▶ **What is expected**
Keep only the lines of the data below that contain "into", and copy them.

▶ **Input material**
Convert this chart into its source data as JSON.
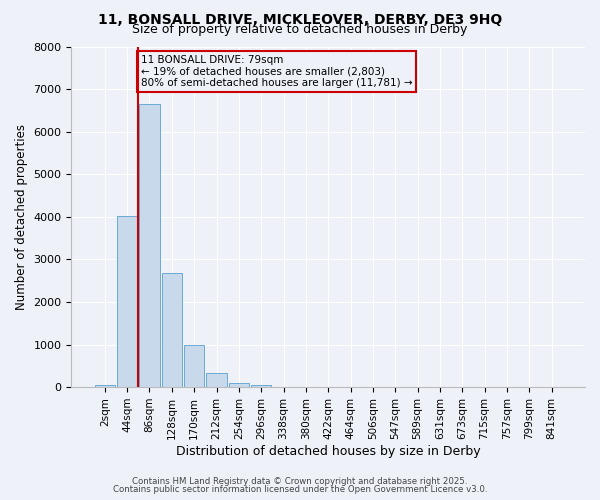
{
  "title_line1": "11, BONSALL DRIVE, MICKLEOVER, DERBY, DE3 9HQ",
  "title_line2": "Size of property relative to detached houses in Derby",
  "xlabel": "Distribution of detached houses by size in Derby",
  "ylabel": "Number of detached properties",
  "bar_labels": [
    "2sqm",
    "44sqm",
    "86sqm",
    "128sqm",
    "170sqm",
    "212sqm",
    "254sqm",
    "296sqm",
    "338sqm",
    "380sqm",
    "422sqm",
    "464sqm",
    "506sqm",
    "547sqm",
    "589sqm",
    "631sqm",
    "673sqm",
    "715sqm",
    "757sqm",
    "799sqm",
    "841sqm"
  ],
  "bar_values": [
    50,
    4030,
    6650,
    2680,
    980,
    330,
    100,
    50,
    0,
    0,
    0,
    0,
    0,
    0,
    0,
    0,
    0,
    0,
    0,
    0,
    0
  ],
  "bar_color": "#c8d9ec",
  "bar_edge_color": "#6aaad4",
  "ylim": [
    0,
    8000
  ],
  "yticks": [
    0,
    1000,
    2000,
    3000,
    4000,
    5000,
    6000,
    7000,
    8000
  ],
  "vline_color": "#cc0000",
  "annotation_title": "11 BONSALL DRIVE: 79sqm",
  "annotation_line1": "← 19% of detached houses are smaller (2,803)",
  "annotation_line2": "80% of semi-detached houses are larger (11,781) →",
  "annotation_box_color": "#cc0000",
  "bg_color": "#eef2f8",
  "grid_color": "#ffffff",
  "footnote1": "Contains HM Land Registry data © Crown copyright and database right 2025.",
  "footnote2": "Contains public sector information licensed under the Open Government Licence v3.0."
}
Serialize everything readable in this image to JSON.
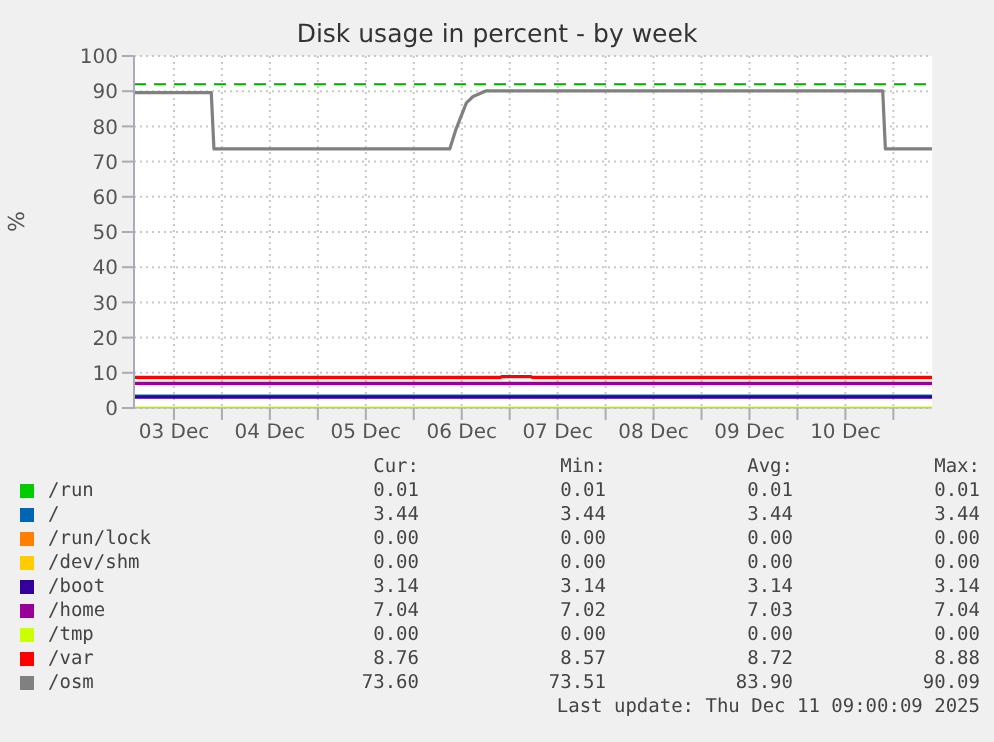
{
  "chart_data": {
    "type": "line",
    "title": "Disk usage in percent - by week",
    "ylabel": "%",
    "xlim": [
      "2025-12-03T02:00",
      "2025-12-11T09:40"
    ],
    "xticks": [
      {
        "value": "2025-12-03T12:00",
        "label": "03 Dec"
      },
      {
        "value": "2025-12-04T00:00",
        "label": null
      },
      {
        "value": "2025-12-04T12:00",
        "label": "04 Dec"
      },
      {
        "value": "2025-12-05T00:00",
        "label": null
      },
      {
        "value": "2025-12-05T12:00",
        "label": "05 Dec"
      },
      {
        "value": "2025-12-06T00:00",
        "label": null
      },
      {
        "value": "2025-12-06T12:00",
        "label": "06 Dec"
      },
      {
        "value": "2025-12-07T00:00",
        "label": null
      },
      {
        "value": "2025-12-07T12:00",
        "label": "07 Dec"
      },
      {
        "value": "2025-12-08T00:00",
        "label": null
      },
      {
        "value": "2025-12-08T12:00",
        "label": "08 Dec"
      },
      {
        "value": "2025-12-09T00:00",
        "label": null
      },
      {
        "value": "2025-12-09T12:00",
        "label": "09 Dec"
      },
      {
        "value": "2025-12-10T00:00",
        "label": null
      },
      {
        "value": "2025-12-10T12:00",
        "label": "10 Dec"
      },
      {
        "value": "2025-12-11T00:00",
        "label": null
      }
    ],
    "ylim": [
      0,
      100
    ],
    "yticks": [
      0,
      10,
      20,
      30,
      40,
      50,
      60,
      70,
      80,
      90,
      100
    ],
    "grid": true,
    "legend": "bottom",
    "line_style": "solid",
    "marker": "none",
    "ref_lines": [
      {
        "axis": "y",
        "value": 92,
        "color": "#00aa00",
        "line_style": "dashed"
      }
    ],
    "series": [
      {
        "name": "/run",
        "color": "#00cc00"
      },
      {
        "name": "/",
        "color": "#0066b3",
        "x": [
          "2025-12-03T02:00",
          "2025-12-11T09:40"
        ],
        "values": [
          3.4,
          3.4
        ]
      },
      {
        "name": "/run/lock",
        "color": "#ff8000"
      },
      {
        "name": "/dev/shm",
        "color": "#ffcc00"
      },
      {
        "name": "/boot",
        "color": "#330099",
        "x": [
          "2025-12-03T02:00",
          "2025-12-11T09:40"
        ],
        "values": [
          3.1,
          3.1
        ]
      },
      {
        "name": "/home",
        "color": "#990099",
        "x": [
          "2025-12-03T02:00",
          "2025-12-11T09:40"
        ],
        "values": [
          7,
          7
        ]
      },
      {
        "name": "/tmp",
        "color": "#ccff00",
        "x": [
          "2025-12-03T02:00",
          "2025-12-11T09:40"
        ],
        "values": [
          0,
          0
        ]
      },
      {
        "name": "/var",
        "color": "#ff0000",
        "x": [
          "2025-12-03T02:00",
          "2025-12-06T21:40",
          "2025-12-06T22:00",
          "2025-12-07T05:20",
          "2025-12-07T05:40",
          "2025-12-11T09:40"
        ],
        "values": [
          8.7,
          8.7,
          8.9,
          8.9,
          8.7,
          8.7
        ]
      },
      {
        "name": "/osm",
        "color": "#808080",
        "x": [
          "2025-12-03T02:00",
          "2025-12-03T21:20",
          "2025-12-03T22:00",
          "2025-12-06T09:00",
          "2025-12-06T10:30",
          "2025-12-06T13:10",
          "2025-12-06T14:50",
          "2025-12-06T18:10",
          "2025-12-10T21:20",
          "2025-12-10T22:00",
          "2025-12-11T09:40"
        ],
        "values": [
          89.6,
          89.6,
          73.6,
          73.6,
          79,
          86.7,
          88.5,
          90.1,
          90.1,
          73.6,
          73.6
        ]
      }
    ],
    "annotations": [
      "Cur:",
      "Min:",
      "Avg:",
      "Max:",
      "0.01",
      "0.01",
      "0.01",
      "0.01",
      "3.44",
      "3.44",
      "3.44",
      "3.44",
      "0.00",
      "0.00",
      "0.00",
      "0.00",
      "0.00",
      "0.00",
      "0.00",
      "0.00",
      "3.14",
      "3.14",
      "3.14",
      "3.14",
      "7.04",
      "7.02",
      "7.03",
      "7.04",
      "0.00",
      "0.00",
      "0.00",
      "0.00",
      "8.76",
      "8.57",
      "8.72",
      "8.88",
      "73.60",
      "73.51",
      "83.90",
      "90.09",
      "Last update: Thu Dec 11 09:00:09 2025"
    ]
  }
}
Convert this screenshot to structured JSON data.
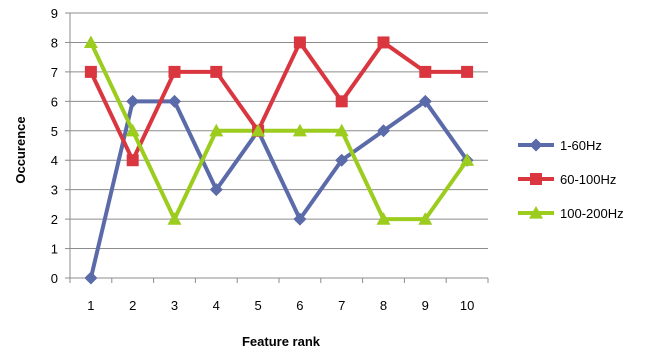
{
  "chart_data": {
    "type": "line",
    "title": "",
    "xlabel": "Feature rank",
    "ylabel": "Occurence",
    "x": [
      1,
      2,
      3,
      4,
      5,
      6,
      7,
      8,
      9,
      10
    ],
    "ylim": [
      0,
      9
    ],
    "yticks": [
      0,
      1,
      2,
      3,
      4,
      5,
      6,
      7,
      8,
      9
    ],
    "grid": "horizontal",
    "legend_position": "right",
    "series": [
      {
        "name": "1-60Hz",
        "color": "#5B6AA8",
        "marker": "diamond",
        "values": [
          0,
          6,
          6,
          3,
          5,
          2,
          4,
          5,
          6,
          4
        ]
      },
      {
        "name": "60-100Hz",
        "color": "#D9363F",
        "marker": "square",
        "values": [
          7,
          4,
          7,
          7,
          5,
          8,
          6,
          8,
          7,
          7
        ]
      },
      {
        "name": "100-200Hz",
        "color": "#9BCC1E",
        "marker": "triangle",
        "values": [
          8,
          5,
          2,
          5,
          5,
          5,
          5,
          2,
          2,
          4
        ]
      }
    ]
  }
}
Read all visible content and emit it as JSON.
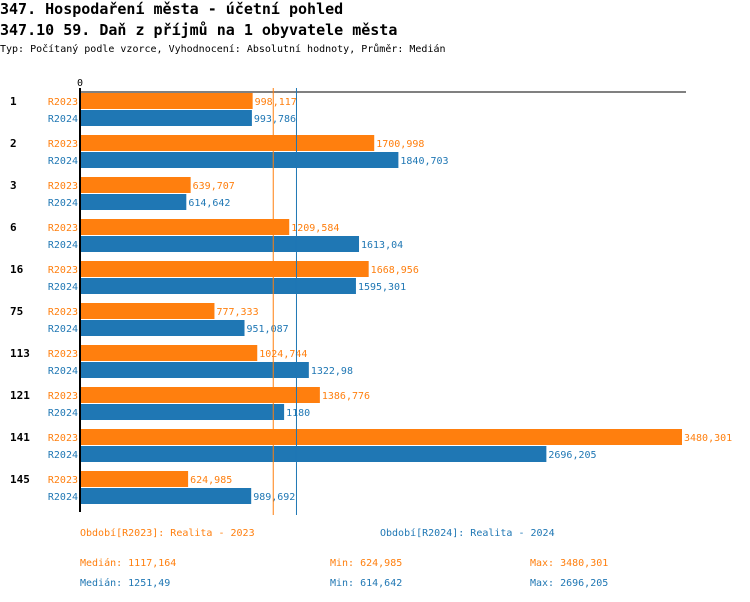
{
  "header": {
    "title": "347. Hospodaření města - účetní pohled",
    "subtitle": "347.10 59. Daň z příjmů na 1 obyvatele města",
    "info": "Typ: Počítaný podle vzorce, Vyhodnocení: Absolutní hodnoty, Průměr: Medián"
  },
  "colors": {
    "R2023": "#ff7f0e",
    "R2024": "#1f77b4"
  },
  "chart_data": {
    "type": "bar",
    "orientation": "horizontal",
    "zero_label": "0",
    "xlim": [
      0,
      3480.301
    ],
    "categories": [
      "1",
      "2",
      "3",
      "6",
      "16",
      "75",
      "113",
      "121",
      "141",
      "145"
    ],
    "series": [
      {
        "name": "R2023",
        "labels": [
          "998,117",
          "1700,998",
          "639,707",
          "1209,584",
          "1668,956",
          "777,333",
          "1024,744",
          "1386,776",
          "3480,301",
          "624,985"
        ],
        "values": [
          998.117,
          1700.998,
          639.707,
          1209.584,
          1668.956,
          777.333,
          1024.744,
          1386.776,
          3480.301,
          624.985
        ],
        "median": 1117.164
      },
      {
        "name": "R2024",
        "labels": [
          "993,786",
          "1840,703",
          "614,642",
          "1613,04",
          "1595,301",
          "951,087",
          "1322,98",
          "1180",
          "2696,205",
          "989,692"
        ],
        "values": [
          993.786,
          1840.703,
          614.642,
          1613.04,
          1595.301,
          951.087,
          1322.98,
          1180,
          2696.205,
          989.692
        ],
        "median": 1251.49
      }
    ]
  },
  "legend": {
    "r2023": {
      "label": "Období[R2023]: Realita - 2023",
      "median": "Medián: 1117,164",
      "min": "Min: 624,985",
      "max": "Max: 3480,301"
    },
    "r2024": {
      "label": "Období[R2024]: Realita - 2024",
      "median": "Medián: 1251,49",
      "min": "Min: 614,642",
      "max": "Max: 2696,205"
    }
  }
}
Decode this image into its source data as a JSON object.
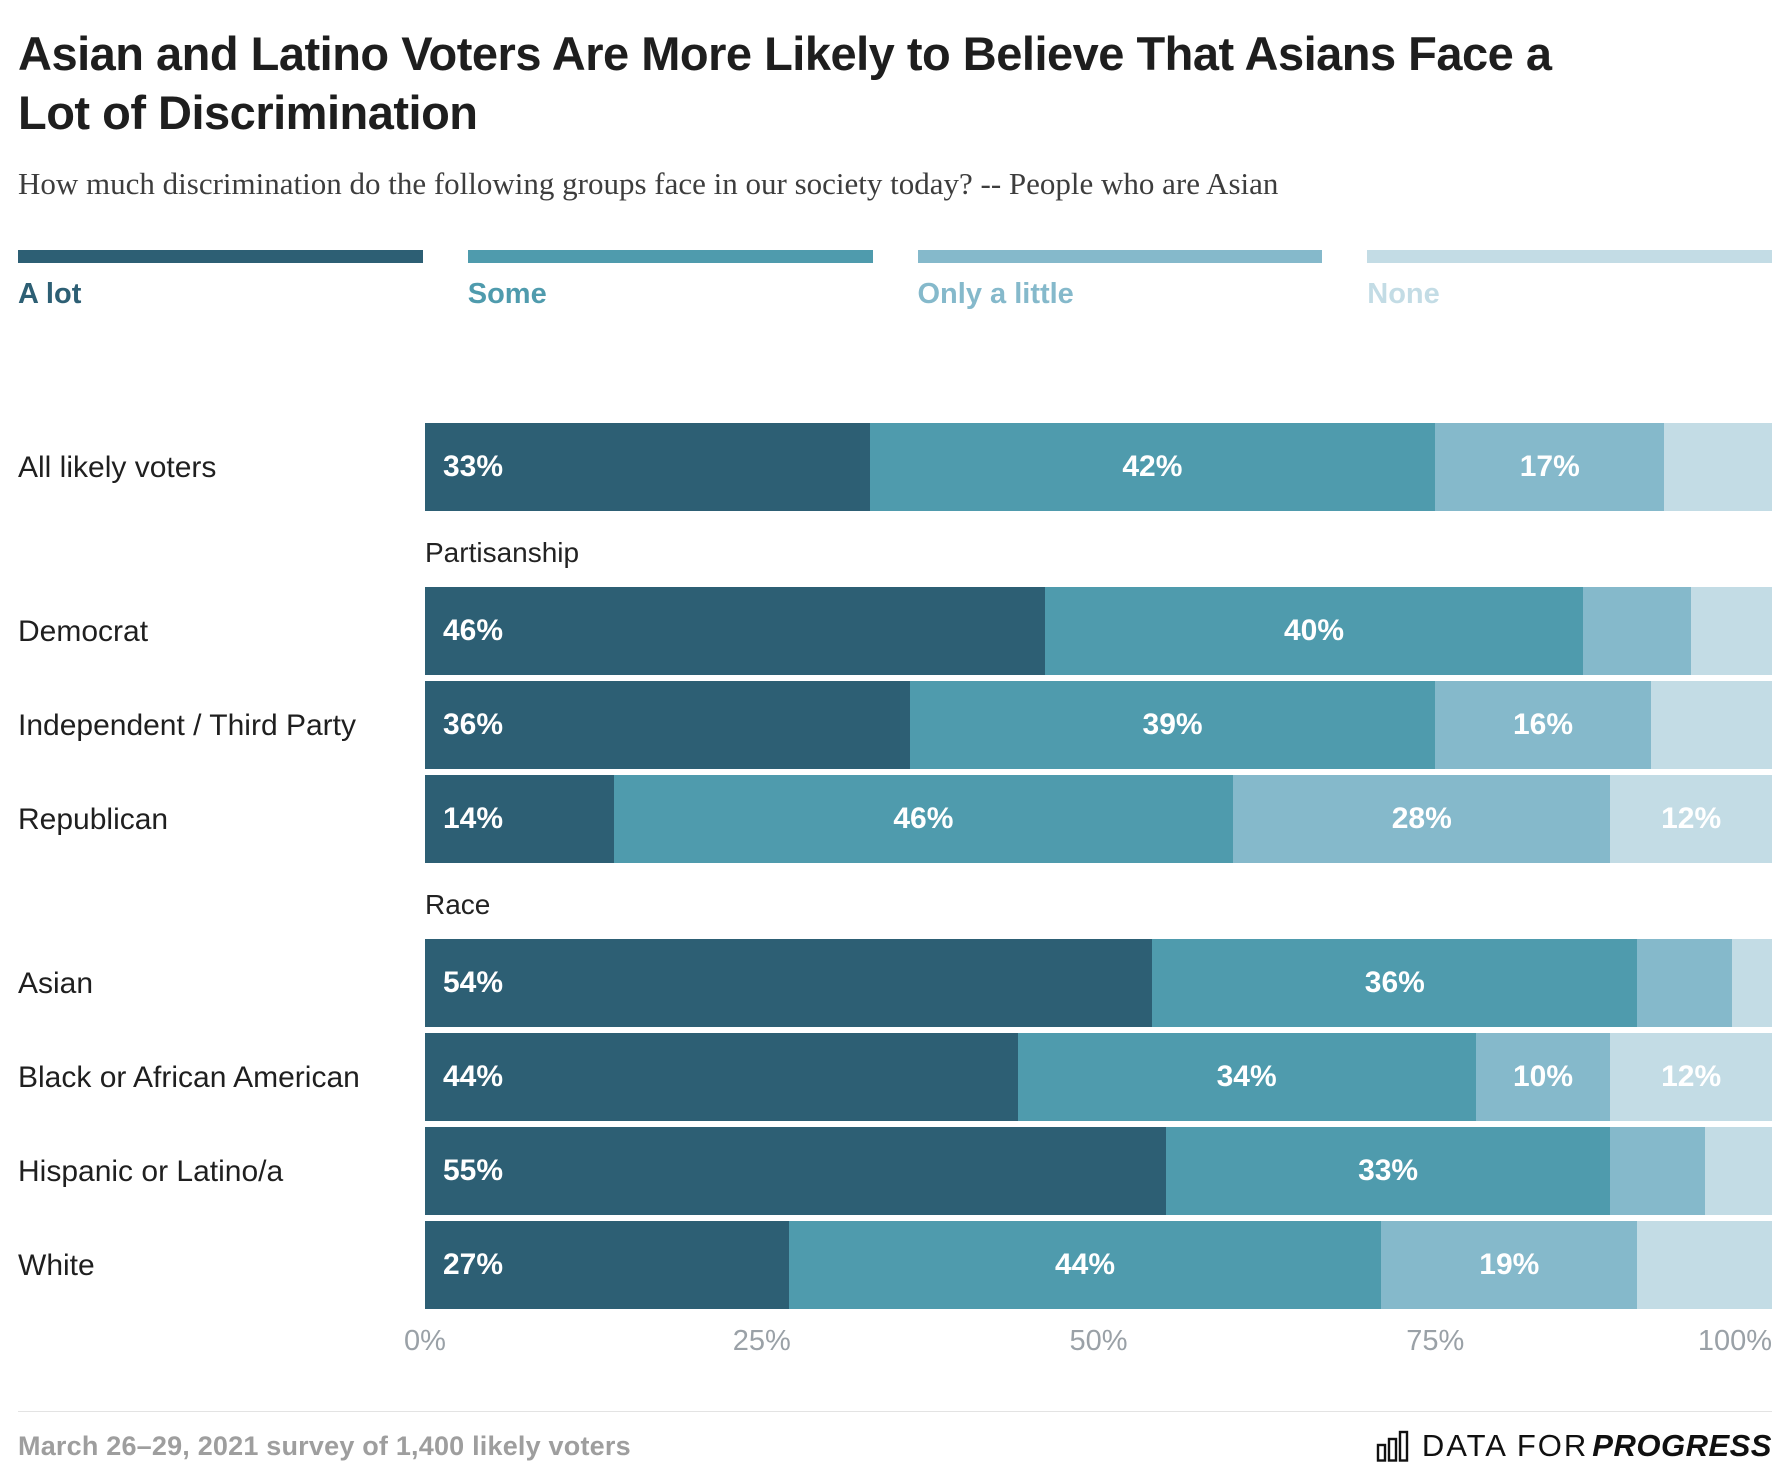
{
  "header": {
    "title": "Asian and Latino Voters Are More Likely to Believe That Asians Face a Lot of Discrimination",
    "subtitle": "How much discrimination do the following groups face in our society today? -- People who are Asian"
  },
  "legend": [
    {
      "label": "A lot",
      "color": "#2D5F74"
    },
    {
      "label": "Some",
      "color": "#4F9BAD"
    },
    {
      "label": "Only a little",
      "color": "#85B9CB"
    },
    {
      "label": "None",
      "color": "#C3DCE5"
    }
  ],
  "chart_data": {
    "type": "bar",
    "stacked": true,
    "orientation": "horizontal",
    "title": "Asian and Latino Voters Are More Likely to Believe That Asians Face a Lot of Discrimination",
    "subtitle": "How much discrimination do the following groups face in our society today? -- People who are Asian",
    "series_names": [
      "A lot",
      "Some",
      "Only a little",
      "None"
    ],
    "xlim": [
      0,
      100
    ],
    "x_ticks": [
      "0%",
      "25%",
      "50%",
      "75%",
      "100%"
    ],
    "groups": [
      {
        "section": null,
        "rows": [
          {
            "label": "All likely voters",
            "values": [
              33,
              42,
              17,
              8
            ],
            "labeled": [
              true,
              true,
              true,
              false
            ]
          }
        ]
      },
      {
        "section": "Partisanship",
        "rows": [
          {
            "label": "Democrat",
            "values": [
              46,
              40,
              8,
              6
            ],
            "labeled": [
              true,
              true,
              false,
              false
            ]
          },
          {
            "label": "Independent / Third Party",
            "values": [
              36,
              39,
              16,
              9
            ],
            "labeled": [
              true,
              true,
              true,
              false
            ]
          },
          {
            "label": "Republican",
            "values": [
              14,
              46,
              28,
              12
            ],
            "labeled": [
              true,
              true,
              true,
              true
            ]
          }
        ]
      },
      {
        "section": "Race",
        "rows": [
          {
            "label": "Asian",
            "values": [
              54,
              36,
              7,
              3
            ],
            "labeled": [
              true,
              true,
              false,
              false
            ]
          },
          {
            "label": "Black or African American",
            "values": [
              44,
              34,
              10,
              12
            ],
            "labeled": [
              true,
              true,
              true,
              true
            ]
          },
          {
            "label": "Hispanic or Latino/a",
            "values": [
              55,
              33,
              7,
              5
            ],
            "labeled": [
              true,
              true,
              false,
              false
            ]
          },
          {
            "label": "White",
            "values": [
              27,
              44,
              19,
              10
            ],
            "labeled": [
              true,
              true,
              true,
              false
            ]
          }
        ]
      }
    ]
  },
  "footer": {
    "note": "March 26–29, 2021 survey of 1,400 likely voters",
    "brand_prefix": "DATA FOR",
    "brand_suffix": "PROGRESS"
  }
}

▶ **The reply**
Convert this chart into its source data as JSON.
Decode this image into its source data as a JSON object.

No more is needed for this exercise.